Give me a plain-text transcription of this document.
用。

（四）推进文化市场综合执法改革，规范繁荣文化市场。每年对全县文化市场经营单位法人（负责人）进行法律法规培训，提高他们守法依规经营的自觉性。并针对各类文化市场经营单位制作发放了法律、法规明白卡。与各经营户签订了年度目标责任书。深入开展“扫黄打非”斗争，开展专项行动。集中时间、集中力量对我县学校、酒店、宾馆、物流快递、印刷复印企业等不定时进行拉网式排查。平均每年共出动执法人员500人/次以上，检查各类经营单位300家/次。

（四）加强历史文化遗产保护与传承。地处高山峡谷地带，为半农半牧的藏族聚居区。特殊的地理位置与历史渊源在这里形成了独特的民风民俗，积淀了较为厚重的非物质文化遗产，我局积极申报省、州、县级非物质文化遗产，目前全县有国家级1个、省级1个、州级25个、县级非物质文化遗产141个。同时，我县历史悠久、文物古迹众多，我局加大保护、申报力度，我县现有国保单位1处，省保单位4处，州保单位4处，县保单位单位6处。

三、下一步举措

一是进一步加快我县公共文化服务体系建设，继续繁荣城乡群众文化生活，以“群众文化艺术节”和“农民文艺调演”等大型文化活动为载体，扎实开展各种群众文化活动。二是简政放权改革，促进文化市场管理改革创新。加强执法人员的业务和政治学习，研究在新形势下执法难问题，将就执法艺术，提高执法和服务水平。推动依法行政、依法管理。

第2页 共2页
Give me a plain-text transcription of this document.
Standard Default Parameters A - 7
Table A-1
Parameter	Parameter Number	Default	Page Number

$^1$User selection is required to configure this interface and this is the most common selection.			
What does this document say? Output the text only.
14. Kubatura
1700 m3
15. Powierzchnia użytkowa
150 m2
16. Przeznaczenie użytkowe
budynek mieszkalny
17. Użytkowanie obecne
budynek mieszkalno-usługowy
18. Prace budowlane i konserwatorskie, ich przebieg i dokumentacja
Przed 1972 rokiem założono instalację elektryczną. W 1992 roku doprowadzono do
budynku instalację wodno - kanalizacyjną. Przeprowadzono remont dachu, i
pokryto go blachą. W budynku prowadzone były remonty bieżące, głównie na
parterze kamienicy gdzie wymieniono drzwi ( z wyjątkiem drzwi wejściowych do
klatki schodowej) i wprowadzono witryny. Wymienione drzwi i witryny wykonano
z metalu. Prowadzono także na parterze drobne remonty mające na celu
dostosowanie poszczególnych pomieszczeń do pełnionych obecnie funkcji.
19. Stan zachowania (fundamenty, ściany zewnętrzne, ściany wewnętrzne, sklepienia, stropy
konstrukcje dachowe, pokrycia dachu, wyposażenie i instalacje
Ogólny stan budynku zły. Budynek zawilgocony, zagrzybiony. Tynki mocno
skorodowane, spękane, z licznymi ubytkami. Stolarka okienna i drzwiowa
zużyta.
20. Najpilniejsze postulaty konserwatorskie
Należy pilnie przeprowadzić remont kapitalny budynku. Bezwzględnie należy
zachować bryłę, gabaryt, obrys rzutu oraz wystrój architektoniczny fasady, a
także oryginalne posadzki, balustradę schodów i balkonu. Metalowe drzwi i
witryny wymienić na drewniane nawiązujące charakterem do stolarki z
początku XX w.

Requirements
Reproduce each record exactly as it appears.

Solved problem
Give me a plain-text transcription of this document.
用。

（四）推进文化市场综合执法改革，规范繁荣文化市场。每年对全县文化市场经营单位法人（负责人）进行法律法规培训，提高他们守法依规经营的自觉性。并针对各类文化市场经营单位制作发放了法律、法规明白卡。与各经营户签订了年度目标责任书。深入开展“扫黄打非”斗争，开展专项行动。集中时间、集中力量对我县学校、酒店、宾馆、物流快递、印刷复印企业等不定时进行拉网式排查。平均每年共出动执法人员500人/次以上，检查各类经营单位300家/次。

（四）加强历史文化遗产保护与传承。地处高山峡谷地带，为半农半牧的藏族聚居区。特殊的地理位置与历史渊源在这里形成了独特的民风民俗，积淀了较为厚重的非物质文化遗产，我局积极申报省、州、县级非物质文化遗产，目前全县有国家级1个、省级1个、州级25个、县级非物质文化遗产141个。同时，我县历史悠久、文物古迹众多，我局加大保护、申报力度，我县现有国保单位1处，省保单位4处，州保单位4处，县保单位单位6处。

三、下一步举措

一是进一步加快我县公共文化服务体系建设，继续繁荣城乡群众文化生活，以“群众文化艺术节”和“农民文艺调演”等大型文化活动为载体，扎实开展各种群众文化活动。二是简政放权改革，促进文化市场管理改革创新。加强执法人员的业务和政治学习，研究在新形势下执法难问题，将就执法艺术，提高执法和服务水平。推动依法行政、依法管理。

第2页 共2页
Give me a plain-text transcription of this document.
Standard Default Parameters A - 7
Table A-1
Parameter	Parameter Number	Default	Page Number

$^1$User selection is required to configure this interface and this is the most common selection.			
What does this document say? Output the text only.
14. Kubatura
1700 m3
15. Powierzchnia użytkowa
150 m2
16. Przeznaczenie użytkowe
budynek mieszkalny
17. Użytkowanie obecne
budynek mieszkalno-usługowy
18. Prace budowlane i konserwatorskie, ich przebieg i dokumentacja
Przed 1972 rokiem założono instalację elektryczną. W 1992 roku doprowadzono do
budynku instalację wodno - kanalizacyjną. Przeprowadzono remont dachu, i
pokryto go blachą. W budynku prowadzone były remonty bieżące, głównie na
parterze kamienicy gdzie wymieniono drzwi ( z wyjątkiem drzwi wejściowych do
klatki schodowej) i wprowadzono witryny. Wymienione drzwi i witryny wykonano
z metalu. Prowadzono także na parterze drobne remonty mające na celu
dostosowanie poszczególnych pomieszczeń do pełnionych obecnie funkcji.
19. Stan zachowania (fundamenty, ściany zewnętrzne, ściany wewnętrzne, sklepienia, stropy
konstrukcje dachowe, pokrycia dachu, wyposażenie i instalacje
Ogólny stan budynku zły. Budynek zawilgocony, zagrzybiony. Tynki mocno
skorodowane, spękane, z licznymi ubytkami. Stolarka okienna i drzwiowa
zużyta.
20. Najpilniejsze postulaty konserwatorskie
Należy pilnie przeprowadzić remont kapitalny budynku. Bezwzględnie należy
zachować bryłę, gabaryt, obrys rzutu oraz wystrój architektoniczny fasady, a
także oryginalne posadzki, balustradę schodów i balkonu. Metalowe drzwi i
witryny wymienić na drewniane nawiązujące charakterem do stolarki z
początku XX w.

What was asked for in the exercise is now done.